## RECORDS TO PROCESS
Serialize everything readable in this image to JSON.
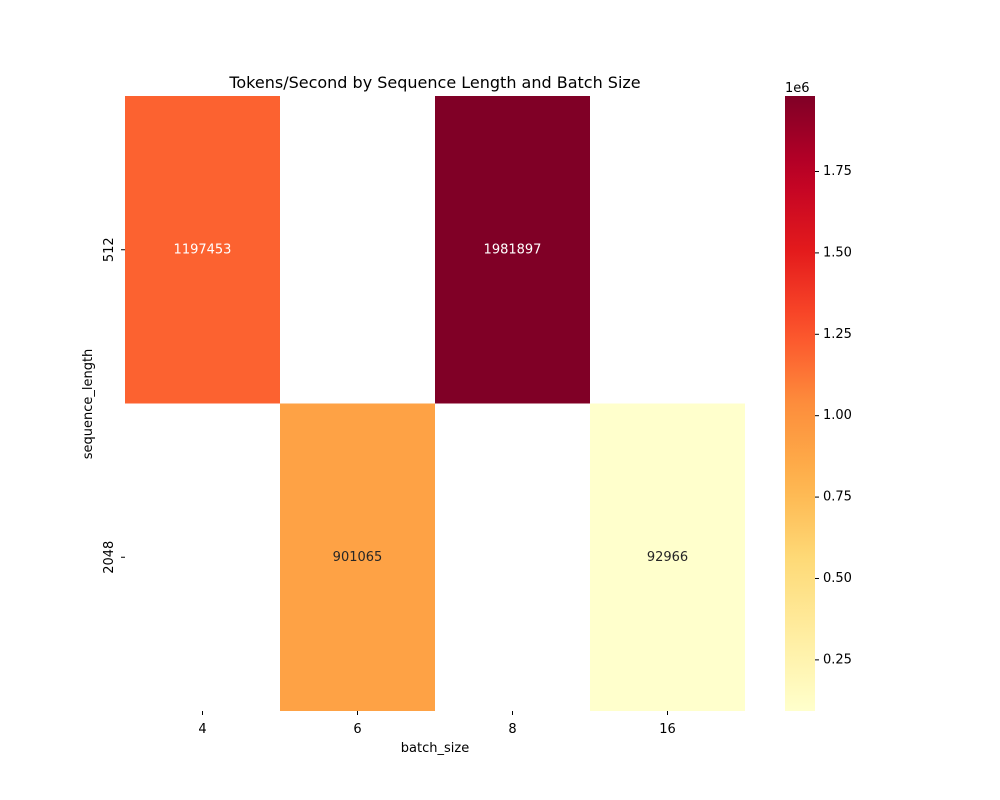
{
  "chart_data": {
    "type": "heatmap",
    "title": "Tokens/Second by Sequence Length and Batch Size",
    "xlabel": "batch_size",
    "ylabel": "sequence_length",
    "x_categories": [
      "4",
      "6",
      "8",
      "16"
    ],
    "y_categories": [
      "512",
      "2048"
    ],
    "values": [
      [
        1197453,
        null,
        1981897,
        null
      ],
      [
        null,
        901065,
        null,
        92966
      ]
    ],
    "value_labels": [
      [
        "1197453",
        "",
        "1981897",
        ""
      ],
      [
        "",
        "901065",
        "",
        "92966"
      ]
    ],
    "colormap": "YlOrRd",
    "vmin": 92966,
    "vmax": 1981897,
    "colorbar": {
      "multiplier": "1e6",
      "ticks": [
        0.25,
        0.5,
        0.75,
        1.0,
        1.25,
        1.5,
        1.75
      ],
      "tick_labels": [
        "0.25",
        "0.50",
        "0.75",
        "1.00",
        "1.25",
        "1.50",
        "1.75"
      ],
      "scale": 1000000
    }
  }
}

--

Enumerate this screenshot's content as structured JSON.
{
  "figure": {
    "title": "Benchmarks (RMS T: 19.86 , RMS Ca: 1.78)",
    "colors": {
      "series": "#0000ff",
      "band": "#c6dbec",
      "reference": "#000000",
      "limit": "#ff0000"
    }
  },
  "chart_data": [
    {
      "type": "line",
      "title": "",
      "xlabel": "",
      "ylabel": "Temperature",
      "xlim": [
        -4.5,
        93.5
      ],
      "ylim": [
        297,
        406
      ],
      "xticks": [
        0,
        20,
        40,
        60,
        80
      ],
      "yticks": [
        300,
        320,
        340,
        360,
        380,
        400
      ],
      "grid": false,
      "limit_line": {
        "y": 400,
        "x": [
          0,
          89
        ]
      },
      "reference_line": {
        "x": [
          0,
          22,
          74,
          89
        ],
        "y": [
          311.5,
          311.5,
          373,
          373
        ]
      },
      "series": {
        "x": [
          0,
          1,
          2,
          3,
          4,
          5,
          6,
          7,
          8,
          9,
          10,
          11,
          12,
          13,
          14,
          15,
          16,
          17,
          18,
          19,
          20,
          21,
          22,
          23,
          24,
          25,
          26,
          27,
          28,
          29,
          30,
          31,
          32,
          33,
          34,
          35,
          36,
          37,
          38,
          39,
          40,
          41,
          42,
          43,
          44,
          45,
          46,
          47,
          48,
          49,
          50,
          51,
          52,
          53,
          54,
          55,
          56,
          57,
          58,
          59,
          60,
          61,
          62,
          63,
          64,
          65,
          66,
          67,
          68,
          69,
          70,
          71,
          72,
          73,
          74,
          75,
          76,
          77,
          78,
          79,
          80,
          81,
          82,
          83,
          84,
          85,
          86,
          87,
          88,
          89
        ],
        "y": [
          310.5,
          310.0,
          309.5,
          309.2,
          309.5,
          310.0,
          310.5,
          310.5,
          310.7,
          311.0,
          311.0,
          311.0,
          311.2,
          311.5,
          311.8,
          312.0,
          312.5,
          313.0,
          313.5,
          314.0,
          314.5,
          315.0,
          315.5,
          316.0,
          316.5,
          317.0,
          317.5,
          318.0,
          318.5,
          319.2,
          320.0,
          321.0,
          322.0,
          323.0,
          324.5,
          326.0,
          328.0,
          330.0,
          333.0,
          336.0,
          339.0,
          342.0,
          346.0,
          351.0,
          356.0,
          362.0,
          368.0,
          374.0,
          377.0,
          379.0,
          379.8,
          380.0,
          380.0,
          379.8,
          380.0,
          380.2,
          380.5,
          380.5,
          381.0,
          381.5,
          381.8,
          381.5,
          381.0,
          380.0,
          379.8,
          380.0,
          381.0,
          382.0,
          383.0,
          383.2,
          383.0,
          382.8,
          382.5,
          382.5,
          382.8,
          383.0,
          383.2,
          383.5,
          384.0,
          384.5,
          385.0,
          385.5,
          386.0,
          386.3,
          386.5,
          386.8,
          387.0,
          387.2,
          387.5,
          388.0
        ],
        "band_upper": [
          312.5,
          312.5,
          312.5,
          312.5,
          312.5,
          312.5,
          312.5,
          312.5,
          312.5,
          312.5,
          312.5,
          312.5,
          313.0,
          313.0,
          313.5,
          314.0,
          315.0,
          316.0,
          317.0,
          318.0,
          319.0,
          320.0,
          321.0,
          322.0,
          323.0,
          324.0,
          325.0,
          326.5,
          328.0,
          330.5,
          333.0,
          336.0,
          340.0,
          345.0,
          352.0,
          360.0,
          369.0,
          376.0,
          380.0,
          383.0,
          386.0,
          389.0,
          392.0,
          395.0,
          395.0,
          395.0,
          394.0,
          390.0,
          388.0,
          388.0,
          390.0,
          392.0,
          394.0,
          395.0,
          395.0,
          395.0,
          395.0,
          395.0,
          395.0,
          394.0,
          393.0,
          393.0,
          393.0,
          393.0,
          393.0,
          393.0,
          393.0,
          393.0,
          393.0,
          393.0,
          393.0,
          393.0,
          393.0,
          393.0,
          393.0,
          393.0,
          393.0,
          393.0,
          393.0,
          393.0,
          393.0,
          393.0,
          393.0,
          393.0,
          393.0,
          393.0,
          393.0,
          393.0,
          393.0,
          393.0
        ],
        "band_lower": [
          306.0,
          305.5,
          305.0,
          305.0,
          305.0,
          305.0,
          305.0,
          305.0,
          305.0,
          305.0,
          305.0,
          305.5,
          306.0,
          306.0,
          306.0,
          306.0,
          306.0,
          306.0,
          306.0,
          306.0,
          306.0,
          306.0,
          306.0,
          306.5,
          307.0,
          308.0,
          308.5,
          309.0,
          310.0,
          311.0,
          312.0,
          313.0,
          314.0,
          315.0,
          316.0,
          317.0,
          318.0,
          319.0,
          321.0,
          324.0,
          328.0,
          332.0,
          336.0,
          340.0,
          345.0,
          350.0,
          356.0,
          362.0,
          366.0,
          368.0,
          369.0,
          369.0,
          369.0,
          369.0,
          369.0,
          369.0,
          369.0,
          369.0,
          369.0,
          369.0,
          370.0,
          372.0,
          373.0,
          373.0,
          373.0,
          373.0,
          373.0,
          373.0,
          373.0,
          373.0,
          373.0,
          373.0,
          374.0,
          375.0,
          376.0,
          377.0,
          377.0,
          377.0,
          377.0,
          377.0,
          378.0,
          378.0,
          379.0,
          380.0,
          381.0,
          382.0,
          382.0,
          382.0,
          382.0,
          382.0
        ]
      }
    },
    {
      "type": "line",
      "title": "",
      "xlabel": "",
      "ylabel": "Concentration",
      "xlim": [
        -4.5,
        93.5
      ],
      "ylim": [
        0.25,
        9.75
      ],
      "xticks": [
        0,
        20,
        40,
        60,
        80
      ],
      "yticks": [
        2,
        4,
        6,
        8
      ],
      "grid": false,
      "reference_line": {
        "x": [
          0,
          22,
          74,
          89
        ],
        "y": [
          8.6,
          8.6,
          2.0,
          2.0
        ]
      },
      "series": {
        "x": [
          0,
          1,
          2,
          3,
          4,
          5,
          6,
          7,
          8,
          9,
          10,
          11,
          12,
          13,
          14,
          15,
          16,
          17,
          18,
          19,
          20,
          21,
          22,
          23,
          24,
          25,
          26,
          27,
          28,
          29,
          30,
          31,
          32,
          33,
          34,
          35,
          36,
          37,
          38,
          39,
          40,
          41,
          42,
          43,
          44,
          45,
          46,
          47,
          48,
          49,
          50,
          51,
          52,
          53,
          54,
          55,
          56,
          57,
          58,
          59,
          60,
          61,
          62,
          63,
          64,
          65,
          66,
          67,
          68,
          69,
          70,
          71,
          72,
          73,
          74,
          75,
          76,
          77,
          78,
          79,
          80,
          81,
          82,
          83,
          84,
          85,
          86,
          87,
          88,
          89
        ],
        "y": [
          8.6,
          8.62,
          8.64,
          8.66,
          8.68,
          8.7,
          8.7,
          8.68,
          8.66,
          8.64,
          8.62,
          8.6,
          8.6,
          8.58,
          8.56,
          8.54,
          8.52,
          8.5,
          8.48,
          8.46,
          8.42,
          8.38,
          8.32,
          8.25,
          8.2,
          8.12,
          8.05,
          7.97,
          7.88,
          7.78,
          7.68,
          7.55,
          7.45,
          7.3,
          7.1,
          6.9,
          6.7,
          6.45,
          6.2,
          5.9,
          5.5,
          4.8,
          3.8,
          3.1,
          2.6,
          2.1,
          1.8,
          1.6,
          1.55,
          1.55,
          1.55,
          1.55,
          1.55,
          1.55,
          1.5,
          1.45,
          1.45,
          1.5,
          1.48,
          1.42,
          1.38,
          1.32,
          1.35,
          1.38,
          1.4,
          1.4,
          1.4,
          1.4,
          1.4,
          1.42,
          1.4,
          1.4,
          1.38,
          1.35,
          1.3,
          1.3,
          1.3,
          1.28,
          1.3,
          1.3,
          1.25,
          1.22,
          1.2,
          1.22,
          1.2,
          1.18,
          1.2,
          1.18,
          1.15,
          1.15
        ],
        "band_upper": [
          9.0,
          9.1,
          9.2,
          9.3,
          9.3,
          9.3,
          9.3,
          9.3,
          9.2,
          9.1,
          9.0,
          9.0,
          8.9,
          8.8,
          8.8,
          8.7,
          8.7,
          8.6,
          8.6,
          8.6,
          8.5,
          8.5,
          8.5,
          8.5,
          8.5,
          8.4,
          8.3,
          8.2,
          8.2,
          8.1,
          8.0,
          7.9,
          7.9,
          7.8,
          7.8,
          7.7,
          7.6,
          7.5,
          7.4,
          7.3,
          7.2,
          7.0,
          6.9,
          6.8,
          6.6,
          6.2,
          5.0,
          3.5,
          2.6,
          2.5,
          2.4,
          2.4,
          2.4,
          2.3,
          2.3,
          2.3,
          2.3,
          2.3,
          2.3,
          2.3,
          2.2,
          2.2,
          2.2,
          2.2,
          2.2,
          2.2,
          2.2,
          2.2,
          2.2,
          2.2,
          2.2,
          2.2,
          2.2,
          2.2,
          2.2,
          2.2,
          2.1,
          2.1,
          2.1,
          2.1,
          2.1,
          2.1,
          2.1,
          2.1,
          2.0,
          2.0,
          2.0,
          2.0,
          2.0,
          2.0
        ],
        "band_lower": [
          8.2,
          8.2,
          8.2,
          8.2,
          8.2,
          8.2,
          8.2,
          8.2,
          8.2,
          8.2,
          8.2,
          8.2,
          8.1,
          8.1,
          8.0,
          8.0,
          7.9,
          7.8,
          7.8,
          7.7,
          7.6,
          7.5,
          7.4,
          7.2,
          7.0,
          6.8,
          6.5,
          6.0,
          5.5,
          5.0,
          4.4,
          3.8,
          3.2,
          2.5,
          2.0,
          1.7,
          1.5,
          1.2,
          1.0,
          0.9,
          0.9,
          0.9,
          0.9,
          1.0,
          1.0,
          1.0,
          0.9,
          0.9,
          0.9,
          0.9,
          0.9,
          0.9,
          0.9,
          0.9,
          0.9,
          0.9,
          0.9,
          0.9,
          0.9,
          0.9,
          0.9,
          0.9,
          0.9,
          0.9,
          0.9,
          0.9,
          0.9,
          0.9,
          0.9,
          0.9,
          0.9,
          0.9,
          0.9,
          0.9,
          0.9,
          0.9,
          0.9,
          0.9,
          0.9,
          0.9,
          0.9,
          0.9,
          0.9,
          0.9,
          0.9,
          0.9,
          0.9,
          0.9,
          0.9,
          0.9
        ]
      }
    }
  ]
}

---

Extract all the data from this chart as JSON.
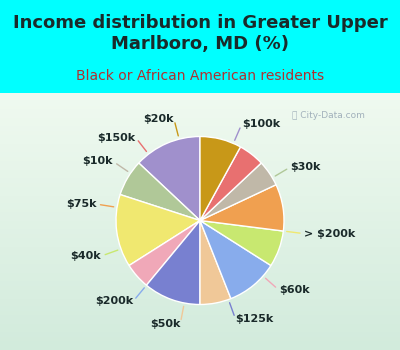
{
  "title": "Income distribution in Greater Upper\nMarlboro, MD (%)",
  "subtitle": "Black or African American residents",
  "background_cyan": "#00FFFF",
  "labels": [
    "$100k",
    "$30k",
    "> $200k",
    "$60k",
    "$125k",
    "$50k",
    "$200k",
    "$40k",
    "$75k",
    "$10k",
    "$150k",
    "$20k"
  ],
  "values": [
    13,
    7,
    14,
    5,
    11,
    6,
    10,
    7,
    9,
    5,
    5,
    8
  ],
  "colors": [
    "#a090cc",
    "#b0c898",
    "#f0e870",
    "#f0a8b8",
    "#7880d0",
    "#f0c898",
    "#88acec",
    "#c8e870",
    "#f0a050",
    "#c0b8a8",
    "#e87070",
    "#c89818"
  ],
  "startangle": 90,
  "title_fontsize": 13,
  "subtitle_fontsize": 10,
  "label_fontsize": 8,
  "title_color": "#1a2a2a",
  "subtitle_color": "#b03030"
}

## EXERCISE BRIEF
Locate and copy each line in the data above that includes the word "JSON".

## WORKED ANSWER
Serialize everything readable in this image to JSON.
Enumerate this screenshot's content as structured JSON.
Extract all the data from this chart as JSON.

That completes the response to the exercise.